== Exercise description ==
Each line of the material below that holds the word "text" needs to be copied.

== Material provided ==
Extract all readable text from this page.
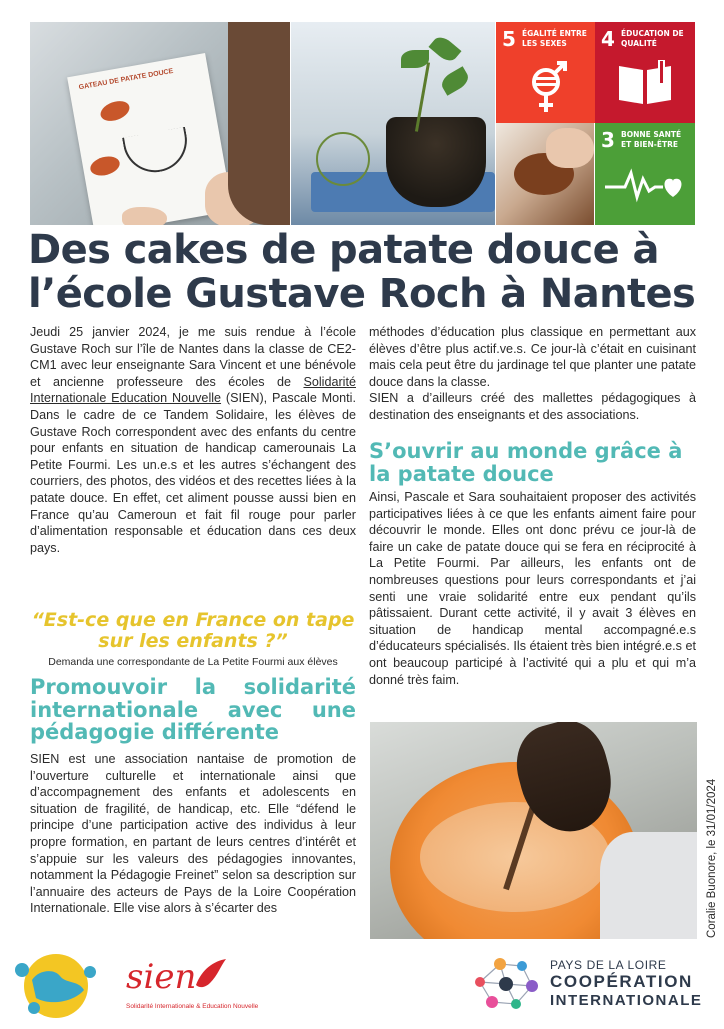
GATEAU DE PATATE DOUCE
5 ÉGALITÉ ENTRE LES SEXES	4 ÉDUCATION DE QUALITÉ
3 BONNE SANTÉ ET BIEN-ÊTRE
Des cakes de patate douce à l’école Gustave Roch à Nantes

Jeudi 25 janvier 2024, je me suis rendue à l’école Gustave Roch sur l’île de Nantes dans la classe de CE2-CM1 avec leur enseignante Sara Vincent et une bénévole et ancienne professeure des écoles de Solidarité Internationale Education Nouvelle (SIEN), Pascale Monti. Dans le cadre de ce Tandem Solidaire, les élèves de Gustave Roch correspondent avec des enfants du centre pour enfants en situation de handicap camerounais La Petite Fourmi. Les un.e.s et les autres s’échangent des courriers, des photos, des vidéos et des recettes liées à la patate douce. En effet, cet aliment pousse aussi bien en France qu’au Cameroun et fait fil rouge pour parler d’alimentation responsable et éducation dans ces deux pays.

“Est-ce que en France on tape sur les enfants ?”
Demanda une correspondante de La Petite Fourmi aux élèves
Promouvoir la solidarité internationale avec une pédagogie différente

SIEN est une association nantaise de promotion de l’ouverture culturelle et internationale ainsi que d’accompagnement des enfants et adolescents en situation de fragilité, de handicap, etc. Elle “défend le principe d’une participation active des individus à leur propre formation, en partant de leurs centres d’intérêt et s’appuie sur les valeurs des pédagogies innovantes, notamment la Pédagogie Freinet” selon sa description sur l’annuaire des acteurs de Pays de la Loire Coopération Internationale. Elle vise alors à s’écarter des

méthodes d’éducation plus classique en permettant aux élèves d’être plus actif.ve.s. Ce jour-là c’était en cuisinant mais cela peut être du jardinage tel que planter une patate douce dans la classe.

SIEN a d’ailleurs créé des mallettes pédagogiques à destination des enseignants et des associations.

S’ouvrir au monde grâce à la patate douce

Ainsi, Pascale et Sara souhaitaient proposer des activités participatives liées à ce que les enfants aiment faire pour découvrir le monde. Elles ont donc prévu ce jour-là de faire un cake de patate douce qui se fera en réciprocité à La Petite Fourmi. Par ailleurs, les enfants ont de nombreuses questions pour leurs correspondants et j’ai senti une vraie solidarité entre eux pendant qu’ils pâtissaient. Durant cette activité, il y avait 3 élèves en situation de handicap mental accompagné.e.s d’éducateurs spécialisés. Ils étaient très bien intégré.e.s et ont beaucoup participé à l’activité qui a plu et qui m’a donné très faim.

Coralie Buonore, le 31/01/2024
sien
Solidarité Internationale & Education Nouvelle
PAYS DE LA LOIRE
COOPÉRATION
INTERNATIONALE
---
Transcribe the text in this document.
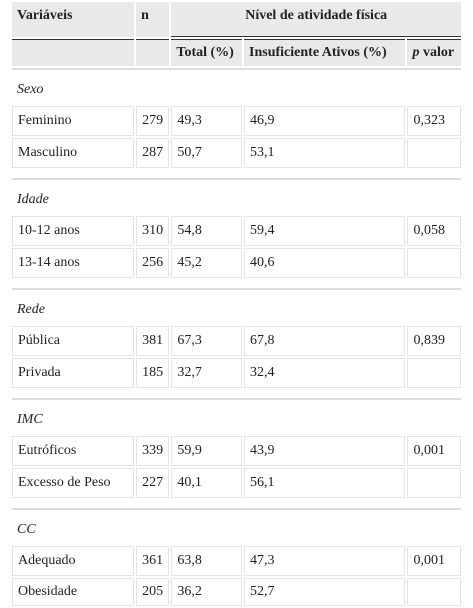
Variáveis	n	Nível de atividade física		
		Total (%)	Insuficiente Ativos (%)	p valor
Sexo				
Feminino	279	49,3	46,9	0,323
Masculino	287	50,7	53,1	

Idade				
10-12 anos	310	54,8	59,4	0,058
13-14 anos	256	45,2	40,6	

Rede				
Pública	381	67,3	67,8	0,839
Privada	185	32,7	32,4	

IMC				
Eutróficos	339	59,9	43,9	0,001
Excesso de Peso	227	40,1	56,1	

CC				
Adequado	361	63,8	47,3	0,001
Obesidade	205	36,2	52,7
---
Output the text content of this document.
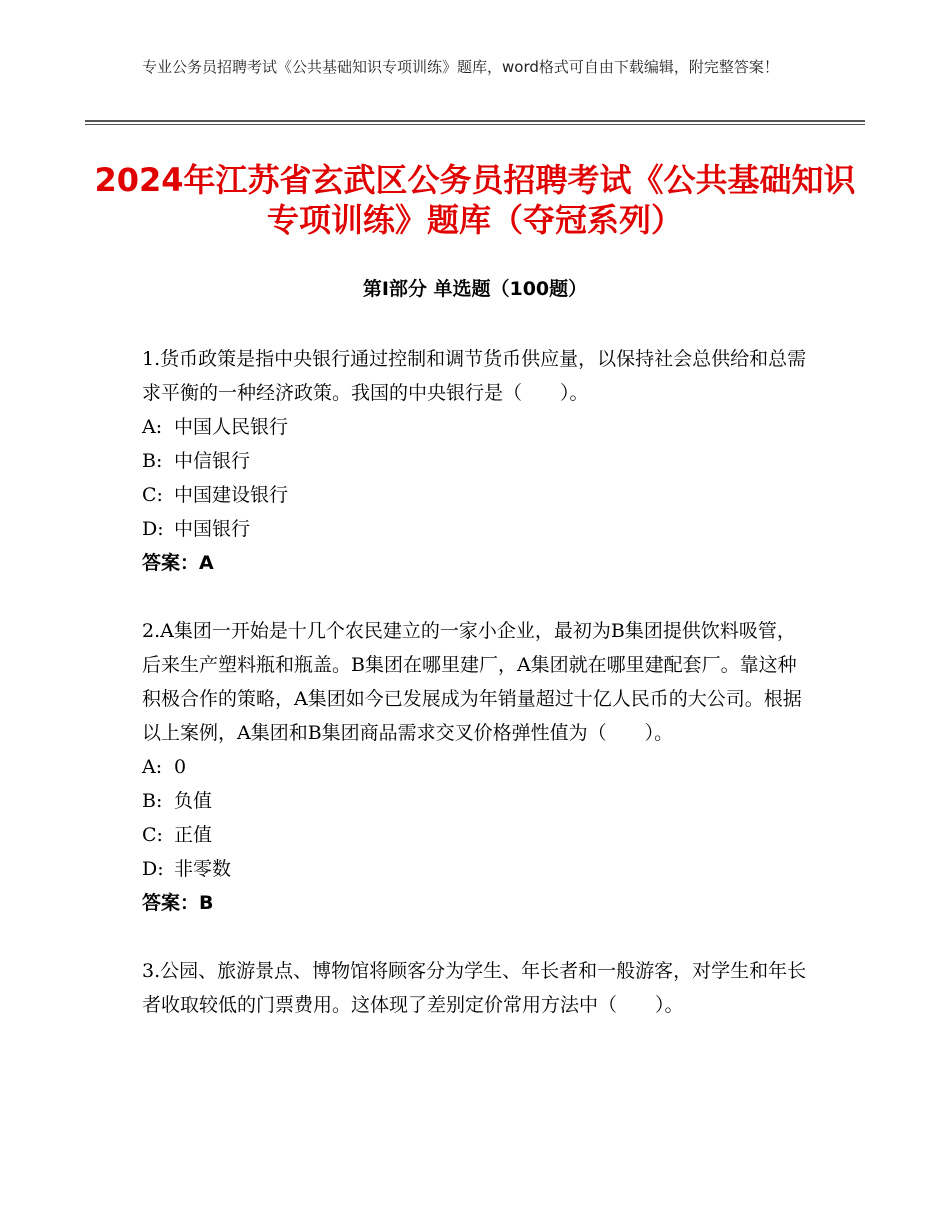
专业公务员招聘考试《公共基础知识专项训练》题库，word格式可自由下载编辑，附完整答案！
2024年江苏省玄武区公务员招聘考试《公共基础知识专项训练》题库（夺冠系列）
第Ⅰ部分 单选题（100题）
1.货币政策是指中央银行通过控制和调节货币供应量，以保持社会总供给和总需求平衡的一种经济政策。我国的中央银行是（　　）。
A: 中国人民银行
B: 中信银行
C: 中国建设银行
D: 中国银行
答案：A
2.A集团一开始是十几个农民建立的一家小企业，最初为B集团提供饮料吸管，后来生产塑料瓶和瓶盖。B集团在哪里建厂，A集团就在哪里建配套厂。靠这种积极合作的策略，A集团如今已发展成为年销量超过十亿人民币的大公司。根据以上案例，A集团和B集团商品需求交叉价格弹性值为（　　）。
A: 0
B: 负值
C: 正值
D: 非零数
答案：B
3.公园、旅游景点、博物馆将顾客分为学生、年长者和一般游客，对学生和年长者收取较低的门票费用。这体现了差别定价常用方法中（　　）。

== Answer for the task ==
Extract all readable text from this page.
Transcribe the text in this document.
Output the text content of this document.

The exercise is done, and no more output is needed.